Task directions — Omit images. Retype all entries verbatim.

** start of Excerpted data **

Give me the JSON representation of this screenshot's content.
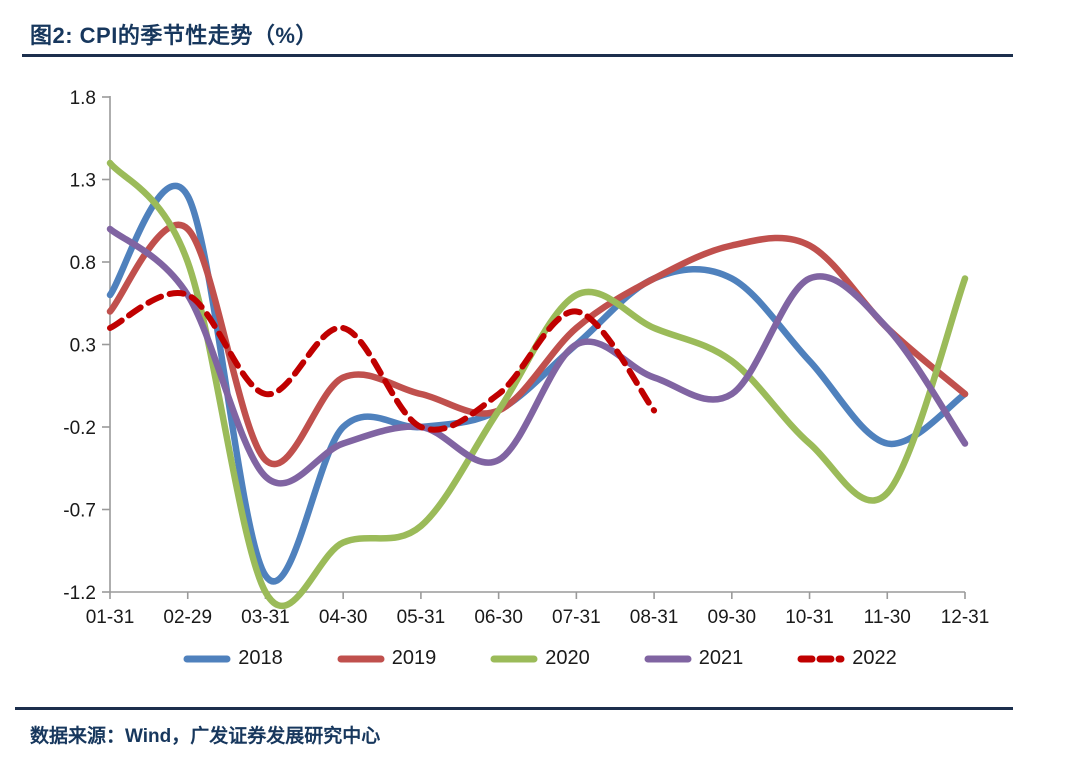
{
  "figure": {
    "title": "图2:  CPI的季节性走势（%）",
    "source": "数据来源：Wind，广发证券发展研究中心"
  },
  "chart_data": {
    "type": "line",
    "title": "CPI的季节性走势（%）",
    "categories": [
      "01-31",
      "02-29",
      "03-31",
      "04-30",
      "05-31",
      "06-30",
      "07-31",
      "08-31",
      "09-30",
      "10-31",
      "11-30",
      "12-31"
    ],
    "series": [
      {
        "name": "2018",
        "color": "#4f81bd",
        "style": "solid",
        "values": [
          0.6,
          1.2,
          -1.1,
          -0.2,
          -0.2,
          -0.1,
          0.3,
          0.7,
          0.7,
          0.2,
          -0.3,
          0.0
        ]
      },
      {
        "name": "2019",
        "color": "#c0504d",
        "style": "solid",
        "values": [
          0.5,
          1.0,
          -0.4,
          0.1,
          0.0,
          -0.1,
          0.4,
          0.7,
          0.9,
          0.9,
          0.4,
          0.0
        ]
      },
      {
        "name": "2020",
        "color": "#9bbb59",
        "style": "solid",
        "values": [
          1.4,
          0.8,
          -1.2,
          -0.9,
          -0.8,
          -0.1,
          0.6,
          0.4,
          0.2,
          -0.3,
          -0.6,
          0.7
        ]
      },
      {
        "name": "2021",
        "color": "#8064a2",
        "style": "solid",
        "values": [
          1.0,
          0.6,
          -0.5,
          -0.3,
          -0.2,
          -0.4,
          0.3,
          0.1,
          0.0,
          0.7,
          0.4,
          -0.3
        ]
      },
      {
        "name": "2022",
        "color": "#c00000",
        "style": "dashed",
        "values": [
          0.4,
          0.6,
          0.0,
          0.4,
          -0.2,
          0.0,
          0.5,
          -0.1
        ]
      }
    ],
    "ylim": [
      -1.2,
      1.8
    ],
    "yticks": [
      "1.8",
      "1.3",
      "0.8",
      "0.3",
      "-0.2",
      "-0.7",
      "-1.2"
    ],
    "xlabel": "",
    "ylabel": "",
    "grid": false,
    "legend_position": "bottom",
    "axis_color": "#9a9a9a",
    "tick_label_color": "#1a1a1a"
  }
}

** end of Excerpted data **

Task response —
Give me the JSON representation of this screenshot's content.
{
  "figure": {
    "title": "图2:  CPI的季节性走势（%）",
    "source": "数据来源：Wind，广发证券发展研究中心"
  },
  "chart_data": {
    "type": "line",
    "title": "CPI的季节性走势（%）",
    "categories": [
      "01-31",
      "02-29",
      "03-31",
      "04-30",
      "05-31",
      "06-30",
      "07-31",
      "08-31",
      "09-30",
      "10-31",
      "11-30",
      "12-31"
    ],
    "series": [
      {
        "name": "2018",
        "color": "#4f81bd",
        "style": "solid",
        "values": [
          0.6,
          1.2,
          -1.1,
          -0.2,
          -0.2,
          -0.1,
          0.3,
          0.7,
          0.7,
          0.2,
          -0.3,
          0.0
        ]
      },
      {
        "name": "2019",
        "color": "#c0504d",
        "style": "solid",
        "values": [
          0.5,
          1.0,
          -0.4,
          0.1,
          0.0,
          -0.1,
          0.4,
          0.7,
          0.9,
          0.9,
          0.4,
          0.0
        ]
      },
      {
        "name": "2020",
        "color": "#9bbb59",
        "style": "solid",
        "values": [
          1.4,
          0.8,
          -1.2,
          -0.9,
          -0.8,
          -0.1,
          0.6,
          0.4,
          0.2,
          -0.3,
          -0.6,
          0.7
        ]
      },
      {
        "name": "2021",
        "color": "#8064a2",
        "style": "solid",
        "values": [
          1.0,
          0.6,
          -0.5,
          -0.3,
          -0.2,
          -0.4,
          0.3,
          0.1,
          0.0,
          0.7,
          0.4,
          -0.3
        ]
      },
      {
        "name": "2022",
        "color": "#c00000",
        "style": "dashed",
        "values": [
          0.4,
          0.6,
          0.0,
          0.4,
          -0.2,
          0.0,
          0.5,
          -0.1
        ]
      }
    ],
    "ylim": [
      -1.2,
      1.8
    ],
    "yticks": [
      "1.8",
      "1.3",
      "0.8",
      "0.3",
      "-0.2",
      "-0.7",
      "-1.2"
    ],
    "xlabel": "",
    "ylabel": "",
    "grid": false,
    "legend_position": "bottom",
    "axis_color": "#9a9a9a",
    "tick_label_color": "#1a1a1a"
  }
}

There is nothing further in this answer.